- _What you have to do_
What is needed here is an exact copy of every entry.
+++ The data
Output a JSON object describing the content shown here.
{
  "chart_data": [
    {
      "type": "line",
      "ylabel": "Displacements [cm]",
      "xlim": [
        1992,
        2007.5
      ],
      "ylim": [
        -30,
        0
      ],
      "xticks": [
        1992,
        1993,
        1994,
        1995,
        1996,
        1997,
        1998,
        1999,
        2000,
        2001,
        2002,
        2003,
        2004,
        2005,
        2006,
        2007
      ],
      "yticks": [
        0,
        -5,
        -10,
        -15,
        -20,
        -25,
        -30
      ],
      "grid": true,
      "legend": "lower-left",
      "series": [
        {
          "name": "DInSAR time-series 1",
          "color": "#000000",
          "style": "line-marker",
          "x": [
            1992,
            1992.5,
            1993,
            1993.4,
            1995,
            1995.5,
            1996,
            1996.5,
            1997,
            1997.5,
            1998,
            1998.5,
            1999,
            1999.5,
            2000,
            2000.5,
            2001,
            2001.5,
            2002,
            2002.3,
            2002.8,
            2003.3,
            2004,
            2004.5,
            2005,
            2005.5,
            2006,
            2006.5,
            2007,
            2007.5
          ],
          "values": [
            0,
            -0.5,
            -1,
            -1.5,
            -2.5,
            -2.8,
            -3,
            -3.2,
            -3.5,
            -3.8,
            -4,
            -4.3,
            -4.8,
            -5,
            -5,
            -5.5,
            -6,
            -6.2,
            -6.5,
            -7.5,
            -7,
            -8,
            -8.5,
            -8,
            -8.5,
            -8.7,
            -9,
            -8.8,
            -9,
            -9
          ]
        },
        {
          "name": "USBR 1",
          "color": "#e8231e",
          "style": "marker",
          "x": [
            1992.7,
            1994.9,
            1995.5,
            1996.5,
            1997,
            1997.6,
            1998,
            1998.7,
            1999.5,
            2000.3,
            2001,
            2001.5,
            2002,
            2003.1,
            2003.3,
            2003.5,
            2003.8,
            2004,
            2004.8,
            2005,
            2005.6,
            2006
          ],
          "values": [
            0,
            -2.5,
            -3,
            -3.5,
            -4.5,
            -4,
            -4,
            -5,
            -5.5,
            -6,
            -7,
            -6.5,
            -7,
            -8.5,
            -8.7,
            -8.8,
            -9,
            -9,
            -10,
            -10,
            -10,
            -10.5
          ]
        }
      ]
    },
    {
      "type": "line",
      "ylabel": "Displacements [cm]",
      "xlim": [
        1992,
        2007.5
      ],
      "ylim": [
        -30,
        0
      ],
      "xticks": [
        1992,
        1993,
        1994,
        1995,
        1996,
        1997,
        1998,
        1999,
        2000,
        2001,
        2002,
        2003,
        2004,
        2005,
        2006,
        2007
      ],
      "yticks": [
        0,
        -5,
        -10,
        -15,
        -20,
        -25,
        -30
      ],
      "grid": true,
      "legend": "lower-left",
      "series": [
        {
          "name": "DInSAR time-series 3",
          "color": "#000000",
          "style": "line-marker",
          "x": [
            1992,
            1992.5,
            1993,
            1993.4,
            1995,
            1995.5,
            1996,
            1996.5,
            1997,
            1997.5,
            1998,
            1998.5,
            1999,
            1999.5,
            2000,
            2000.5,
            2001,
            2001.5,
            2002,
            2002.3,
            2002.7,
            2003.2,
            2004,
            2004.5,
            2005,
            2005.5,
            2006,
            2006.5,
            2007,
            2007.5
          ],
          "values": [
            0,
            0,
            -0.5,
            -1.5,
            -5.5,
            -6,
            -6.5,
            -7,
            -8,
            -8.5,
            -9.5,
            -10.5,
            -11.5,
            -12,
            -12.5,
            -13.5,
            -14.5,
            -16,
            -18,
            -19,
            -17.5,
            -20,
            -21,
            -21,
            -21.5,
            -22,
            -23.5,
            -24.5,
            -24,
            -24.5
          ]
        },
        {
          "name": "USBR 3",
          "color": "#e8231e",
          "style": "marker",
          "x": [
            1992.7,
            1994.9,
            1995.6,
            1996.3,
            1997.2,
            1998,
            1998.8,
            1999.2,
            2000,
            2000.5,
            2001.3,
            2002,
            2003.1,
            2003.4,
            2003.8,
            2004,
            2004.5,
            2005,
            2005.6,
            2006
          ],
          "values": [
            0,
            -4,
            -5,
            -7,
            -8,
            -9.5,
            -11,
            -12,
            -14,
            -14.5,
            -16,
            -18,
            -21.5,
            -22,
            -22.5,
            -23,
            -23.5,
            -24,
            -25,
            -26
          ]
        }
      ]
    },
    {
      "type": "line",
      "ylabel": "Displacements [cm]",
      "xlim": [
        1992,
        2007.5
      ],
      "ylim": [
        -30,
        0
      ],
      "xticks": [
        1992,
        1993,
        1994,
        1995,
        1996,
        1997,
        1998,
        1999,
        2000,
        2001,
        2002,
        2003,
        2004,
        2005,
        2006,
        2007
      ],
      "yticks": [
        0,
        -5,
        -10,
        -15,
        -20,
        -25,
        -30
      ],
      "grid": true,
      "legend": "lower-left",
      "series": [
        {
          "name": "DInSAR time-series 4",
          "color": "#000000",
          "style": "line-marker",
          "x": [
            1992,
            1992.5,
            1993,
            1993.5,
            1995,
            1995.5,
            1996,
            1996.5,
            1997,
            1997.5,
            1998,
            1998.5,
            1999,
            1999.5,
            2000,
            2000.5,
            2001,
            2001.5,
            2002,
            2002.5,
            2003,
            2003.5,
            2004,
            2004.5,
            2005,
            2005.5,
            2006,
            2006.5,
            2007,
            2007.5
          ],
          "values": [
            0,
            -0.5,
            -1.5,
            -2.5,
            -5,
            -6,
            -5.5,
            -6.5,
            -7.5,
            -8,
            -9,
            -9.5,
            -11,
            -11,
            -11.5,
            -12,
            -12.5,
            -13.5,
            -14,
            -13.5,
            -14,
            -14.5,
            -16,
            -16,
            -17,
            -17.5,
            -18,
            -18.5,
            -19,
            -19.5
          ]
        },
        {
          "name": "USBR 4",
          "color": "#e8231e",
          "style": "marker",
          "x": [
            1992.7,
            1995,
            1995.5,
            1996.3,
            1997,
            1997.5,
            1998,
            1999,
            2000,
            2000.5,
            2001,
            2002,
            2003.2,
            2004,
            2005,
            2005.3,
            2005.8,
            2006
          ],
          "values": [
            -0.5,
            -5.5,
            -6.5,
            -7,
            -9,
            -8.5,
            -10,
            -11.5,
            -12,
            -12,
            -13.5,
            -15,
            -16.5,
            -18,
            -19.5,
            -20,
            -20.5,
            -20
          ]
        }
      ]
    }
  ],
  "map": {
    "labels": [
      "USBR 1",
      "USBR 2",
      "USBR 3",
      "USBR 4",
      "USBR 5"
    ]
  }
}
++++++
- _Reply_
Output a JSON object describing the content shown here.
{
  "chart_data": [
    {
      "type": "line",
      "ylabel": "Displacements [cm]",
      "xlim": [
        1992,
        2007.5
      ],
      "ylim": [
        -30,
        0
      ],
      "xticks": [
        1992,
        1993,
        1994,
        1995,
        1996,
        1997,
        1998,
        1999,
        2000,
        2001,
        2002,
        2003,
        2004,
        2005,
        2006,
        2007
      ],
      "yticks": [
        0,
        -5,
        -10,
        -15,
        -20,
        -25,
        -30
      ],
      "grid": true,
      "legend": "lower-left",
      "series": [
        {
          "name": "DInSAR time-series 1",
          "color": "#000000",
          "style": "line-marker",
          "x": [
            1992,
            1992.5,
            1993,
            1993.4,
            1995,
            1995.5,
            1996,
            1996.5,
            1997,
            1997.5,
            1998,
            1998.5,
            1999,
            1999.5,
            2000,
            2000.5,
            2001,
            2001.5,
            2002,
            2002.3,
            2002.8,
            2003.3,
            2004,
            2004.5,
            2005,
            2005.5,
            2006,
            2006.5,
            2007,
            2007.5
          ],
          "values": [
            0,
            -0.5,
            -1,
            -1.5,
            -2.5,
            -2.8,
            -3,
            -3.2,
            -3.5,
            -3.8,
            -4,
            -4.3,
            -4.8,
            -5,
            -5,
            -5.5,
            -6,
            -6.2,
            -6.5,
            -7.5,
            -7,
            -8,
            -8.5,
            -8,
            -8.5,
            -8.7,
            -9,
            -8.8,
            -9,
            -9
          ]
        },
        {
          "name": "USBR 1",
          "color": "#e8231e",
          "style": "marker",
          "x": [
            1992.7,
            1994.9,
            1995.5,
            1996.5,
            1997,
            1997.6,
            1998,
            1998.7,
            1999.5,
            2000.3,
            2001,
            2001.5,
            2002,
            2003.1,
            2003.3,
            2003.5,
            2003.8,
            2004,
            2004.8,
            2005,
            2005.6,
            2006
          ],
          "values": [
            0,
            -2.5,
            -3,
            -3.5,
            -4.5,
            -4,
            -4,
            -5,
            -5.5,
            -6,
            -7,
            -6.5,
            -7,
            -8.5,
            -8.7,
            -8.8,
            -9,
            -9,
            -10,
            -10,
            -10,
            -10.5
          ]
        }
      ]
    },
    {
      "type": "line",
      "ylabel": "Displacements [cm]",
      "xlim": [
        1992,
        2007.5
      ],
      "ylim": [
        -30,
        0
      ],
      "xticks": [
        1992,
        1993,
        1994,
        1995,
        1996,
        1997,
        1998,
        1999,
        2000,
        2001,
        2002,
        2003,
        2004,
        2005,
        2006,
        2007
      ],
      "yticks": [
        0,
        -5,
        -10,
        -15,
        -20,
        -25,
        -30
      ],
      "grid": true,
      "legend": "lower-left",
      "series": [
        {
          "name": "DInSAR time-series 3",
          "color": "#000000",
          "style": "line-marker",
          "x": [
            1992,
            1992.5,
            1993,
            1993.4,
            1995,
            1995.5,
            1996,
            1996.5,
            1997,
            1997.5,
            1998,
            1998.5,
            1999,
            1999.5,
            2000,
            2000.5,
            2001,
            2001.5,
            2002,
            2002.3,
            2002.7,
            2003.2,
            2004,
            2004.5,
            2005,
            2005.5,
            2006,
            2006.5,
            2007,
            2007.5
          ],
          "values": [
            0,
            0,
            -0.5,
            -1.5,
            -5.5,
            -6,
            -6.5,
            -7,
            -8,
            -8.5,
            -9.5,
            -10.5,
            -11.5,
            -12,
            -12.5,
            -13.5,
            -14.5,
            -16,
            -18,
            -19,
            -17.5,
            -20,
            -21,
            -21,
            -21.5,
            -22,
            -23.5,
            -24.5,
            -24,
            -24.5
          ]
        },
        {
          "name": "USBR 3",
          "color": "#e8231e",
          "style": "marker",
          "x": [
            1992.7,
            1994.9,
            1995.6,
            1996.3,
            1997.2,
            1998,
            1998.8,
            1999.2,
            2000,
            2000.5,
            2001.3,
            2002,
            2003.1,
            2003.4,
            2003.8,
            2004,
            2004.5,
            2005,
            2005.6,
            2006
          ],
          "values": [
            0,
            -4,
            -5,
            -7,
            -8,
            -9.5,
            -11,
            -12,
            -14,
            -14.5,
            -16,
            -18,
            -21.5,
            -22,
            -22.5,
            -23,
            -23.5,
            -24,
            -25,
            -26
          ]
        }
      ]
    },
    {
      "type": "line",
      "ylabel": "Displacements [cm]",
      "xlim": [
        1992,
        2007.5
      ],
      "ylim": [
        -30,
        0
      ],
      "xticks": [
        1992,
        1993,
        1994,
        1995,
        1996,
        1997,
        1998,
        1999,
        2000,
        2001,
        2002,
        2003,
        2004,
        2005,
        2006,
        2007
      ],
      "yticks": [
        0,
        -5,
        -10,
        -15,
        -20,
        -25,
        -30
      ],
      "grid": true,
      "legend": "lower-left",
      "series": [
        {
          "name": "DInSAR time-series 4",
          "color": "#000000",
          "style": "line-marker",
          "x": [
            1992,
            1992.5,
            1993,
            1993.5,
            1995,
            1995.5,
            1996,
            1996.5,
            1997,
            1997.5,
            1998,
            1998.5,
            1999,
            1999.5,
            2000,
            2000.5,
            2001,
            2001.5,
            2002,
            2002.5,
            2003,
            2003.5,
            2004,
            2004.5,
            2005,
            2005.5,
            2006,
            2006.5,
            2007,
            2007.5
          ],
          "values": [
            0,
            -0.5,
            -1.5,
            -2.5,
            -5,
            -6,
            -5.5,
            -6.5,
            -7.5,
            -8,
            -9,
            -9.5,
            -11,
            -11,
            -11.5,
            -12,
            -12.5,
            -13.5,
            -14,
            -13.5,
            -14,
            -14.5,
            -16,
            -16,
            -17,
            -17.5,
            -18,
            -18.5,
            -19,
            -19.5
          ]
        },
        {
          "name": "USBR 4",
          "color": "#e8231e",
          "style": "marker",
          "x": [
            1992.7,
            1995,
            1995.5,
            1996.3,
            1997,
            1997.5,
            1998,
            1999,
            2000,
            2000.5,
            2001,
            2002,
            2003.2,
            2004,
            2005,
            2005.3,
            2005.8,
            2006
          ],
          "values": [
            -0.5,
            -5.5,
            -6.5,
            -7,
            -9,
            -8.5,
            -10,
            -11.5,
            -12,
            -12,
            -13.5,
            -15,
            -16.5,
            -18,
            -19.5,
            -20,
            -20.5,
            -20
          ]
        }
      ]
    }
  ],
  "map": {
    "labels": [
      "USBR 1",
      "USBR 2",
      "USBR 3",
      "USBR 4",
      "USBR 5"
    ]
  }
}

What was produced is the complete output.